**GOAL**
Pick out every line of the layout records that contains the string "sidebar", and copy each one.

Layout records
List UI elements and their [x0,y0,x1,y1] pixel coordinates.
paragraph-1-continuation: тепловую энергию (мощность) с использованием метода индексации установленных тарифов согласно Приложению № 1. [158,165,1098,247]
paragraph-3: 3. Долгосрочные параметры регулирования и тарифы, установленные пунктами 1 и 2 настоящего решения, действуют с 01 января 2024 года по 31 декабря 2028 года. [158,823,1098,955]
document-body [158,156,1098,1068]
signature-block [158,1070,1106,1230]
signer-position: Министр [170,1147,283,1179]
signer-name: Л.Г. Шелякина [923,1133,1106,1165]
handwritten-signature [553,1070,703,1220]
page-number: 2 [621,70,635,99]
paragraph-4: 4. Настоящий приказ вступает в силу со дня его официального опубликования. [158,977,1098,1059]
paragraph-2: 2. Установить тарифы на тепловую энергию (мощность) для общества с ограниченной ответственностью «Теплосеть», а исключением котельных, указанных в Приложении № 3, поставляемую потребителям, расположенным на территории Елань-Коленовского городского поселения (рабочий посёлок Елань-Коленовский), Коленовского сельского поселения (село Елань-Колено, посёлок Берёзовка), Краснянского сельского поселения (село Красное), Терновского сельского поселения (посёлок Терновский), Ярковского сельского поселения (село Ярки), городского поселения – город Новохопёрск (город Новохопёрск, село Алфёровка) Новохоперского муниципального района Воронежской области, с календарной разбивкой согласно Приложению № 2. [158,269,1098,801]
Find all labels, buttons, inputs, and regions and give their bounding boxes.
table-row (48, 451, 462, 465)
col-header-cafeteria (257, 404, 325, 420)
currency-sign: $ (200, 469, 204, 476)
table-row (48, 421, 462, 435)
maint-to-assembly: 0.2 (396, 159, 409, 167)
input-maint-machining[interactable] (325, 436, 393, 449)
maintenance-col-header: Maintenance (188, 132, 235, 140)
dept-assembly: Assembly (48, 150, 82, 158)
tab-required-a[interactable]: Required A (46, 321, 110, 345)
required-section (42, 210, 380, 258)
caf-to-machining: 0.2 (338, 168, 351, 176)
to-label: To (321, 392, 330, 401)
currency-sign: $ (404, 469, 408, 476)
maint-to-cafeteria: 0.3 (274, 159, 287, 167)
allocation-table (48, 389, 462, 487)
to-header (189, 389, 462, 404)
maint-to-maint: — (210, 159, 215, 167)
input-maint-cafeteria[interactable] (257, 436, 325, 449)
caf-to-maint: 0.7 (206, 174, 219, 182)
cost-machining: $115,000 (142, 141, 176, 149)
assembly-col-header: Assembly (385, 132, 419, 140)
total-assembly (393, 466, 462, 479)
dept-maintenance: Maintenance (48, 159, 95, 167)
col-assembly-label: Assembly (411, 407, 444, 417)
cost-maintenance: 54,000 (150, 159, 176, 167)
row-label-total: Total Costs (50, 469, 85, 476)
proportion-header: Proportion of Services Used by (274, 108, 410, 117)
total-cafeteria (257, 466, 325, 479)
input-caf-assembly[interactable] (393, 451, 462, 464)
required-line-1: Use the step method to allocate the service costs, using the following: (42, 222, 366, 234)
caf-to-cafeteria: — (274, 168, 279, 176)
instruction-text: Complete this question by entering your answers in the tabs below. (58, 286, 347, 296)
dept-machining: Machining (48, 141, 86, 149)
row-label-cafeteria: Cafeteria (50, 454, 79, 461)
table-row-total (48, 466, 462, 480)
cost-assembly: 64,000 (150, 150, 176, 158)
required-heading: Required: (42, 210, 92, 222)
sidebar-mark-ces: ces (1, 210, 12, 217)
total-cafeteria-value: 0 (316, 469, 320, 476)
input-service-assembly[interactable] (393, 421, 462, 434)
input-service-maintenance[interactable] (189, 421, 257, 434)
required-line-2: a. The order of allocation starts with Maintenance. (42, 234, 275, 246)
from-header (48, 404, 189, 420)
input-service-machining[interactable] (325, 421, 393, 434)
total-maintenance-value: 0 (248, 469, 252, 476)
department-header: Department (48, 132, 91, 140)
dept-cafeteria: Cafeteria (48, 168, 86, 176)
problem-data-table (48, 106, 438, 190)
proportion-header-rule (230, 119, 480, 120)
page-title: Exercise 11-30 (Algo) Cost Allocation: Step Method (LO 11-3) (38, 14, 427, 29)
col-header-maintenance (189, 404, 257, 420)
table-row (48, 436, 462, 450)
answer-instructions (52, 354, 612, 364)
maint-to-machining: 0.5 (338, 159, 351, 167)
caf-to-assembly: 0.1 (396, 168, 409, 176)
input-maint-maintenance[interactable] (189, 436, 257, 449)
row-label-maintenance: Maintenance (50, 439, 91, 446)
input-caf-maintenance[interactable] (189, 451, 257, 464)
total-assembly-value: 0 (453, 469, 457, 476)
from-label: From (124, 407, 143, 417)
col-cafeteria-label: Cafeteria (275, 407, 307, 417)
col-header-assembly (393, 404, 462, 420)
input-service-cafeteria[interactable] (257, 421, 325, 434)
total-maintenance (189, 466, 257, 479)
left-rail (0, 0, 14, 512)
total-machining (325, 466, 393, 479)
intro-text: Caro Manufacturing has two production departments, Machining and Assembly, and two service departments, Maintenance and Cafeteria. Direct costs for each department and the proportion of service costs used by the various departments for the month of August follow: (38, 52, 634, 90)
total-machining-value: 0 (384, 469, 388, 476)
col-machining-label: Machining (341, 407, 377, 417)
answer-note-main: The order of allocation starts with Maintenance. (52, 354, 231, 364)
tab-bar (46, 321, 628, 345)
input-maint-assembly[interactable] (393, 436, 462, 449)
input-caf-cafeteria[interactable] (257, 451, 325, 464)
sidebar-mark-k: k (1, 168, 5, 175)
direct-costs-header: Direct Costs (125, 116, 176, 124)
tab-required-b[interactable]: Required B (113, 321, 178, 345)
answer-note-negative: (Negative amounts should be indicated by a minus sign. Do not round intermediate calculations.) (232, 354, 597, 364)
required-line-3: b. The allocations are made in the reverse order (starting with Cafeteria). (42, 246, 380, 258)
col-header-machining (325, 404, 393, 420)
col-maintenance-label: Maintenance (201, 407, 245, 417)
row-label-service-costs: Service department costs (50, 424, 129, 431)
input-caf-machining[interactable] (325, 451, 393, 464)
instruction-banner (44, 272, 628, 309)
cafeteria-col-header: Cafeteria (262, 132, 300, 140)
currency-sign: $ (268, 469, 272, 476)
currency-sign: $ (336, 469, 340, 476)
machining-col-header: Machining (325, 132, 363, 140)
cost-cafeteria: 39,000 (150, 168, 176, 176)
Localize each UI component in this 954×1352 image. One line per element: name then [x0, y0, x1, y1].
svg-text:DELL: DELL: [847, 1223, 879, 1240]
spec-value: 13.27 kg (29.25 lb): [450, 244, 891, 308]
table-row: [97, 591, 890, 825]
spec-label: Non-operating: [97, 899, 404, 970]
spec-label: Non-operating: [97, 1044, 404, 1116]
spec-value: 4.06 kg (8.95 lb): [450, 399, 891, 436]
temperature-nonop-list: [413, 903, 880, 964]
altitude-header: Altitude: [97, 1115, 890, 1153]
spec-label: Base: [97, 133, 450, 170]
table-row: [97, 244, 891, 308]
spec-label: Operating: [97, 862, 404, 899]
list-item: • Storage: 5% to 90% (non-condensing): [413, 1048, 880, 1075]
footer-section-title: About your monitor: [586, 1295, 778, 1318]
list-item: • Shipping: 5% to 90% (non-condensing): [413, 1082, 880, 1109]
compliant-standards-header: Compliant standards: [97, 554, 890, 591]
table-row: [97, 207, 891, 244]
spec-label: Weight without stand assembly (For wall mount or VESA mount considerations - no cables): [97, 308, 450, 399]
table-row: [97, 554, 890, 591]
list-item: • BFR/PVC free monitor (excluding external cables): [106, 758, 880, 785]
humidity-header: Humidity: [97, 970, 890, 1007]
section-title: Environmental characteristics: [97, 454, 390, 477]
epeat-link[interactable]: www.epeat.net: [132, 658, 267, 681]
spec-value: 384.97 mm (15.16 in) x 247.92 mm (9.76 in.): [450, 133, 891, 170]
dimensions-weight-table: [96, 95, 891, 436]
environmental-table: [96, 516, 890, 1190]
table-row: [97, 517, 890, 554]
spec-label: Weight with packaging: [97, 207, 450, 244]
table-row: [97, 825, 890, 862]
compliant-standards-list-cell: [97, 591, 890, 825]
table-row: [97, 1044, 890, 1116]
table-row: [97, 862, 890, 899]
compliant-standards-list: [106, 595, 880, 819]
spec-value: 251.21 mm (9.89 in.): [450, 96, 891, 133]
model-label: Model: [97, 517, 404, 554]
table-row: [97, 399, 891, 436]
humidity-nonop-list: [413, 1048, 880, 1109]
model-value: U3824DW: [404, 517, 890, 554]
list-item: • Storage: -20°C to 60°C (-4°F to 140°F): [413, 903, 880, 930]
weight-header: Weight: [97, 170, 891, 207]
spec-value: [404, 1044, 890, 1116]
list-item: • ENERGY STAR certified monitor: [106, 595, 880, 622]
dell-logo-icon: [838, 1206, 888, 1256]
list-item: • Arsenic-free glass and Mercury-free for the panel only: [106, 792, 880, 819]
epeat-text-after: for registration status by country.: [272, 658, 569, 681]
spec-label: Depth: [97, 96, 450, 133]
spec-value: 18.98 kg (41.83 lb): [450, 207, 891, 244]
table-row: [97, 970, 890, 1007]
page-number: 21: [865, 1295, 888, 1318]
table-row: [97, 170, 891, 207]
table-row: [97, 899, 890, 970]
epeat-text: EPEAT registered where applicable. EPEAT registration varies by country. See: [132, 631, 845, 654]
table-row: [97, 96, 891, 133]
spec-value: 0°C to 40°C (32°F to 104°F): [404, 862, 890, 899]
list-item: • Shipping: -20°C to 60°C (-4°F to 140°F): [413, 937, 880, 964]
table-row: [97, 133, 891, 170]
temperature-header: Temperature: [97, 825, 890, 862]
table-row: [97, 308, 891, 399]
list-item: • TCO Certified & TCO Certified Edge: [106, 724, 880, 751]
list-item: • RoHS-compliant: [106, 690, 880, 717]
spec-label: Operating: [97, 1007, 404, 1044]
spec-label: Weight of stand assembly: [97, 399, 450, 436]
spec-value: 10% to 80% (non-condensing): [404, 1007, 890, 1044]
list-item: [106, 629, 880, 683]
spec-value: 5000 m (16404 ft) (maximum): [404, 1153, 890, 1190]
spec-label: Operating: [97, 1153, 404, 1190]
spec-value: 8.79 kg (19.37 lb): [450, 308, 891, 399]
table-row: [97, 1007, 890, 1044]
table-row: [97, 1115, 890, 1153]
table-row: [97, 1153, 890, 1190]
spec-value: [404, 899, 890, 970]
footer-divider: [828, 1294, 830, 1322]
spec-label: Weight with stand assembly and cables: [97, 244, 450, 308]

**EXERCISE SOLUTION**
sidebar-mark-ces: ces (1, 210, 12, 217)
sidebar-mark-k: k (1, 168, 5, 175)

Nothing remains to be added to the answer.